>> BEGIN Record excerpts
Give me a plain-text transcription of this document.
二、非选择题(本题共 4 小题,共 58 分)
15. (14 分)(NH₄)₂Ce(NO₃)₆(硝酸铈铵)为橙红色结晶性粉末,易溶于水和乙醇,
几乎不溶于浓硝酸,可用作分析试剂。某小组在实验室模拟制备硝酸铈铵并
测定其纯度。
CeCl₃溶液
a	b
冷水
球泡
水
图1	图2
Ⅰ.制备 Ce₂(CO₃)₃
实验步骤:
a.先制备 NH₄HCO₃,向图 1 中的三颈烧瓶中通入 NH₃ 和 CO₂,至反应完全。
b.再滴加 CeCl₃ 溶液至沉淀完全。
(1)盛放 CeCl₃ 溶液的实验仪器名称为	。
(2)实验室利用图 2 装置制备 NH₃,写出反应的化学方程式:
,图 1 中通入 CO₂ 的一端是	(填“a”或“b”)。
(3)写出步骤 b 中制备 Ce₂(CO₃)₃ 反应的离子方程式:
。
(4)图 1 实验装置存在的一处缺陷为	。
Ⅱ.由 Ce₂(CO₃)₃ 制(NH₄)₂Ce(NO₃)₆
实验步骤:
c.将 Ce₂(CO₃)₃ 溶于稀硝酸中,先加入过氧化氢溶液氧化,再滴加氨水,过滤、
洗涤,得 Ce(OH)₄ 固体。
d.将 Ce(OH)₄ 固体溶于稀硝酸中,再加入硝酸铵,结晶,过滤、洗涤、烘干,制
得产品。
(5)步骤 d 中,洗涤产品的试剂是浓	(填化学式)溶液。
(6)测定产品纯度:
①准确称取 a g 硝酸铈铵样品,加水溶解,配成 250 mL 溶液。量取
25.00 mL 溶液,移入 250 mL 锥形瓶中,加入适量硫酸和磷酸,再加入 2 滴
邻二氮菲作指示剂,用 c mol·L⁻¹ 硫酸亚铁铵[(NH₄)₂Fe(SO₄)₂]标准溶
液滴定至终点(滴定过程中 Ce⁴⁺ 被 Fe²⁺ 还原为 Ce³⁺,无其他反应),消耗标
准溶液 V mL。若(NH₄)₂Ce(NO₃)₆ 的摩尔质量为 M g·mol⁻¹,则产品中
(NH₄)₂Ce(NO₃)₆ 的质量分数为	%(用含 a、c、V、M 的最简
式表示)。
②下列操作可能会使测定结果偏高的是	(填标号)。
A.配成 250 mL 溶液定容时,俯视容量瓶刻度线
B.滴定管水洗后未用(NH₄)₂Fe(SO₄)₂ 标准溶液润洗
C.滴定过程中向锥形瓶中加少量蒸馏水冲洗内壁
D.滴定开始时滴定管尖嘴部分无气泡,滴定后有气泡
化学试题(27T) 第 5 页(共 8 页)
>> END Record excerpts
Requirements
Restate each record word for word.

Full solution
Give me a plain-text transcription of this document.
二、非选择题(本题共 4 小题,共 58 分)
15. (14 分)(NH₄)₂Ce(NO₃)₆(硝酸铈铵)为橙红色结晶性粉末,易溶于水和乙醇,
几乎不溶于浓硝酸,可用作分析试剂。某小组在实验室模拟制备硝酸铈铵并
测定其纯度。
CeCl₃溶液
a	b
冷水
球泡
水
图1	图2
Ⅰ.制备 Ce₂(CO₃)₃
实验步骤:
a.先制备 NH₄HCO₃,向图 1 中的三颈烧瓶中通入 NH₃ 和 CO₂,至反应完全。
b.再滴加 CeCl₃ 溶液至沉淀完全。
(1)盛放 CeCl₃ 溶液的实验仪器名称为	。
(2)实验室利用图 2 装置制备 NH₃,写出反应的化学方程式:
,图 1 中通入 CO₂ 的一端是	(填“a”或“b”)。
(3)写出步骤 b 中制备 Ce₂(CO₃)₃ 反应的离子方程式:
。
(4)图 1 实验装置存在的一处缺陷为	。
Ⅱ.由 Ce₂(CO₃)₃ 制(NH₄)₂Ce(NO₃)₆
实验步骤:
c.将 Ce₂(CO₃)₃ 溶于稀硝酸中,先加入过氧化氢溶液氧化,再滴加氨水,过滤、
洗涤,得 Ce(OH)₄ 固体。
d.将 Ce(OH)₄ 固体溶于稀硝酸中,再加入硝酸铵,结晶,过滤、洗涤、烘干,制
得产品。
(5)步骤 d 中,洗涤产品的试剂是浓	(填化学式)溶液。
(6)测定产品纯度:
①准确称取 a g 硝酸铈铵样品,加水溶解,配成 250 mL 溶液。量取
25.00 mL 溶液,移入 250 mL 锥形瓶中,加入适量硫酸和磷酸,再加入 2 滴
邻二氮菲作指示剂,用 c mol·L⁻¹ 硫酸亚铁铵[(NH₄)₂Fe(SO₄)₂]标准溶
液滴定至终点(滴定过程中 Ce⁴⁺ 被 Fe²⁺ 还原为 Ce³⁺,无其他反应),消耗标
准溶液 V mL。若(NH₄)₂Ce(NO₃)₆ 的摩尔质量为 M g·mol⁻¹,则产品中
(NH₄)₂Ce(NO₃)₆ 的质量分数为	%(用含 a、c、V、M 的最简
式表示)。
②下列操作可能会使测定结果偏高的是	(填标号)。
A.配成 250 mL 溶液定容时,俯视容量瓶刻度线
B.滴定管水洗后未用(NH₄)₂Fe(SO₄)₂ 标准溶液润洗
C.滴定过程中向锥形瓶中加少量蒸馏水冲洗内壁
D.滴定开始时滴定管尖嘴部分无气泡,滴定后有气泡
化学试题(27T) 第 5 页(共 8 页)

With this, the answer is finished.